WHAT THE EXERCISE ASKS:
Rewrite the data below, replacing "Johnny B. Goode" with "Untitled Track" and leaving everything else unchanged.

----------------------------------------

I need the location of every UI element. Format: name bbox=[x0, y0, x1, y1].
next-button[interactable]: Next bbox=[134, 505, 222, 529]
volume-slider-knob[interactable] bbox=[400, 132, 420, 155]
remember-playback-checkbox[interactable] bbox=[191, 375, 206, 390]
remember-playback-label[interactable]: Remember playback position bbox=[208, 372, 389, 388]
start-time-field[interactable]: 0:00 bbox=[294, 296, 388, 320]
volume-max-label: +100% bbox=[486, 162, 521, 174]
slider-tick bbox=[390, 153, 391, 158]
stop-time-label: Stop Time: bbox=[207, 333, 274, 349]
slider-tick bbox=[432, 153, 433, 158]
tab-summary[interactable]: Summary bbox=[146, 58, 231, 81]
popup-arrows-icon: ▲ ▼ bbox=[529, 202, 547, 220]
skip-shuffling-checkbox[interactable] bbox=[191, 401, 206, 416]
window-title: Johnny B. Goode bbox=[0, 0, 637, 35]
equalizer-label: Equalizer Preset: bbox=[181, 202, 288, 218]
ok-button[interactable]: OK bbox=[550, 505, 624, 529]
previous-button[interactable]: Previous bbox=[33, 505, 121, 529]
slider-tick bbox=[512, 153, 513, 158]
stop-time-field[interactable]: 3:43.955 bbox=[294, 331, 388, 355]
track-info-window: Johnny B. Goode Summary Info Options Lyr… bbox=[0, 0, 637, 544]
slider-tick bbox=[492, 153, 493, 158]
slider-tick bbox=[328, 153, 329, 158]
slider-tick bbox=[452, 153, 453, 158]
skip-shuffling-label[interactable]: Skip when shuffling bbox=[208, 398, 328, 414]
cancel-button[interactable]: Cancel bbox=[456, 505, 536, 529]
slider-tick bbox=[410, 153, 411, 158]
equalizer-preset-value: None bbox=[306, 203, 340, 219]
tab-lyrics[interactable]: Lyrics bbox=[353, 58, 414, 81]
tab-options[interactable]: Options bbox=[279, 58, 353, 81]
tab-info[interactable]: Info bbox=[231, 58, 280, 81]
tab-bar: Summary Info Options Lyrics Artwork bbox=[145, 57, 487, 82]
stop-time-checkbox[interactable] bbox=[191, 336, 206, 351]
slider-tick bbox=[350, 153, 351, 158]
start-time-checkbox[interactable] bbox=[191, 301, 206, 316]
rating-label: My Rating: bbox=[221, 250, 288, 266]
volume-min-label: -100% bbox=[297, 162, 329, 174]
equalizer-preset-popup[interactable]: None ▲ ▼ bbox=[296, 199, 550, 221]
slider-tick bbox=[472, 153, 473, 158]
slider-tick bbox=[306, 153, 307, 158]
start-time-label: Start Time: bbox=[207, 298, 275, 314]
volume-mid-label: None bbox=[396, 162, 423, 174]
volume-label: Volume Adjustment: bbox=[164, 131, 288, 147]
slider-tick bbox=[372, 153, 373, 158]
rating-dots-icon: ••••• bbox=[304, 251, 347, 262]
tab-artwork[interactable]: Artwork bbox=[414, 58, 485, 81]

----------------------------------------

TASK SOLUTION:
I need the location of every UI element. Format: name bbox=[x0, y0, x1, y1].
next-button[interactable]: Next bbox=[134, 505, 222, 529]
volume-slider-knob[interactable] bbox=[400, 132, 420, 155]
remember-playback-checkbox[interactable] bbox=[191, 375, 206, 390]
remember-playback-label[interactable]: Remember playback position bbox=[208, 372, 389, 388]
start-time-field[interactable]: 0:00 bbox=[294, 296, 388, 320]
volume-max-label: +100% bbox=[486, 162, 521, 174]
slider-tick bbox=[390, 153, 391, 158]
stop-time-label: Stop Time: bbox=[207, 333, 274, 349]
slider-tick bbox=[432, 153, 433, 158]
tab-summary[interactable]: Summary bbox=[146, 58, 231, 81]
popup-arrows-icon: ▲ ▼ bbox=[529, 202, 547, 220]
skip-shuffling-checkbox[interactable] bbox=[191, 401, 206, 416]
window-title: Untitled Track bbox=[0, 0, 637, 35]
equalizer-label: Equalizer Preset: bbox=[181, 202, 288, 218]
ok-button[interactable]: OK bbox=[550, 505, 624, 529]
previous-button[interactable]: Previous bbox=[33, 505, 121, 529]
slider-tick bbox=[512, 153, 513, 158]
stop-time-field[interactable]: 3:43.955 bbox=[294, 331, 388, 355]
track-info-window: Untitled Track Summary Info Options Lyr… bbox=[0, 0, 637, 544]
slider-tick bbox=[492, 153, 493, 158]
slider-tick bbox=[328, 153, 329, 158]
slider-tick bbox=[452, 153, 453, 158]
skip-shuffling-label[interactable]: Skip when shuffling bbox=[208, 398, 328, 414]
cancel-button[interactable]: Cancel bbox=[456, 505, 536, 529]
slider-tick bbox=[410, 153, 411, 158]
equalizer-preset-value: None bbox=[306, 203, 340, 219]
tab-lyrics[interactable]: Lyrics bbox=[353, 58, 414, 81]
tab-options[interactable]: Options bbox=[279, 58, 353, 81]
tab-info[interactable]: Info bbox=[231, 58, 280, 81]
tab-bar: Summary Info Options Lyrics Artwork bbox=[145, 57, 487, 82]
stop-time-checkbox[interactable] bbox=[191, 336, 206, 351]
slider-tick bbox=[350, 153, 351, 158]
start-time-checkbox[interactable] bbox=[191, 301, 206, 316]
rating-label: My Rating: bbox=[221, 250, 288, 266]
volume-min-label: -100% bbox=[297, 162, 329, 174]
equalizer-preset-popup[interactable]: None ▲ ▼ bbox=[296, 199, 550, 221]
slider-tick bbox=[472, 153, 473, 158]
slider-tick bbox=[306, 153, 307, 158]
start-time-label: Start Time: bbox=[207, 298, 275, 314]
volume-mid-label: None bbox=[396, 162, 423, 174]
volume-label: Volume Adjustment: bbox=[164, 131, 288, 147]
slider-tick bbox=[372, 153, 373, 158]
rating-dots-icon: ••••• bbox=[304, 251, 347, 262]
tab-artwork[interactable]: Artwork bbox=[414, 58, 485, 81]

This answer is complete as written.